## EXERCISE DETAILS
Exactly reproduce all the records, keeping pictures out of the copy.

Stored entries
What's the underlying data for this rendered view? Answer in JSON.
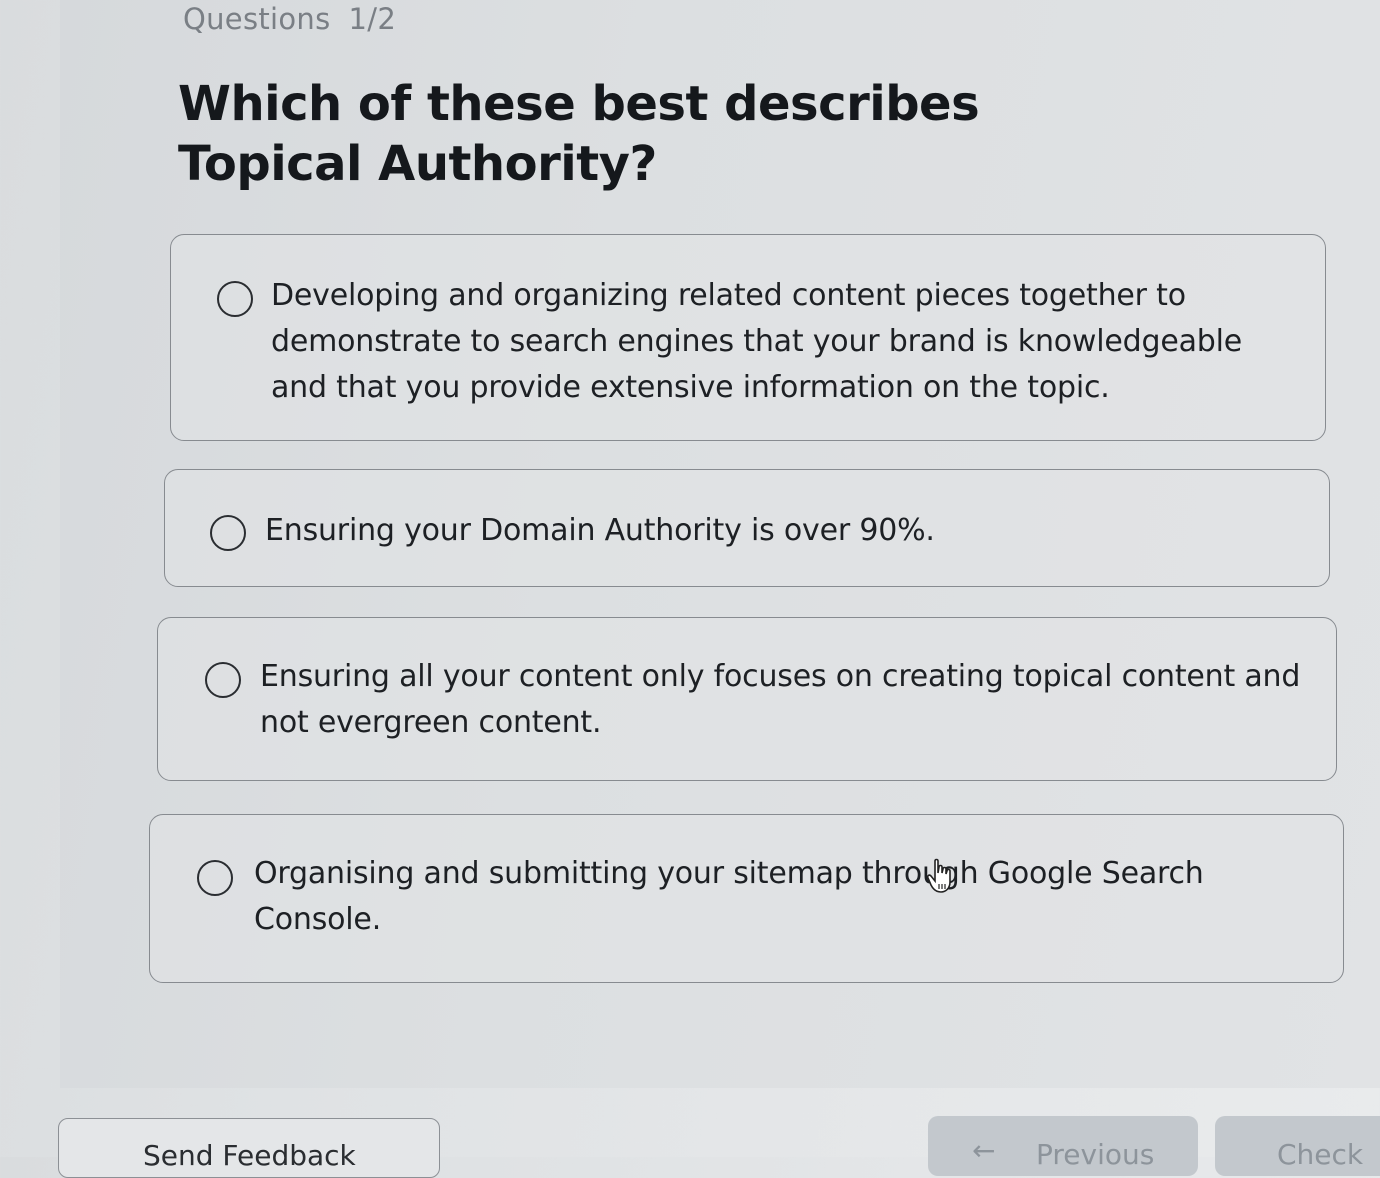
{
  "header": {
    "label": "Questions",
    "progress": "1/2"
  },
  "question": {
    "text": "Which of these best describes Topical Authority?"
  },
  "options": [
    {
      "text": "Developing and organizing related content pieces together to demonstrate to search engines that your brand is knowledgeable and that you provide extensive information on the topic.",
      "selected": false
    },
    {
      "text": "Ensuring your Domain Authority is over 90%.",
      "selected": false
    },
    {
      "text": "Ensuring all your content only focuses on creating topical content and not evergreen content.",
      "selected": false
    },
    {
      "text": "Organising and submitting your sitemap through Google Search Console.",
      "selected": false
    }
  ],
  "footer": {
    "feedback_label": "Send Feedback",
    "previous_label": "Previous",
    "check_label": "Check"
  },
  "icons": {
    "radio": "radio-unchecked-icon",
    "previous_arrow": "arrow-left-icon",
    "cursor": "hand-pointer-icon"
  },
  "colors": {
    "background": "#dfe2e4",
    "option_border": "#878b90",
    "text": "#1b1e23",
    "muted_text": "#7a7f85",
    "disabled_button": "#c3c8cd"
  }
}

## OUTPUT FOR THIS EXERCISE
What's the underlying data for this rendered view? Answer in JSON.
{
  "header": {
    "label": "Questions",
    "progress": "1/2"
  },
  "question": {
    "text": "Which of these best describes Topical Authority?"
  },
  "options": [
    {
      "text": "Developing and organizing related content pieces together to demonstrate to search engines that your brand is knowledgeable and that you provide extensive information on the topic.",
      "selected": false
    },
    {
      "text": "Ensuring your Domain Authority is over 90%.",
      "selected": false
    },
    {
      "text": "Ensuring all your content only focuses on creating topical content and not evergreen content.",
      "selected": false
    },
    {
      "text": "Organising and submitting your sitemap through Google Search Console.",
      "selected": false
    }
  ],
  "footer": {
    "feedback_label": "Send Feedback",
    "previous_label": "Previous",
    "check_label": "Check"
  },
  "icons": {
    "radio": "radio-unchecked-icon",
    "previous_arrow": "arrow-left-icon",
    "cursor": "hand-pointer-icon"
  },
  "colors": {
    "background": "#dfe2e4",
    "option_border": "#878b90",
    "text": "#1b1e23",
    "muted_text": "#7a7f85",
    "disabled_button": "#c3c8cd"
  }
}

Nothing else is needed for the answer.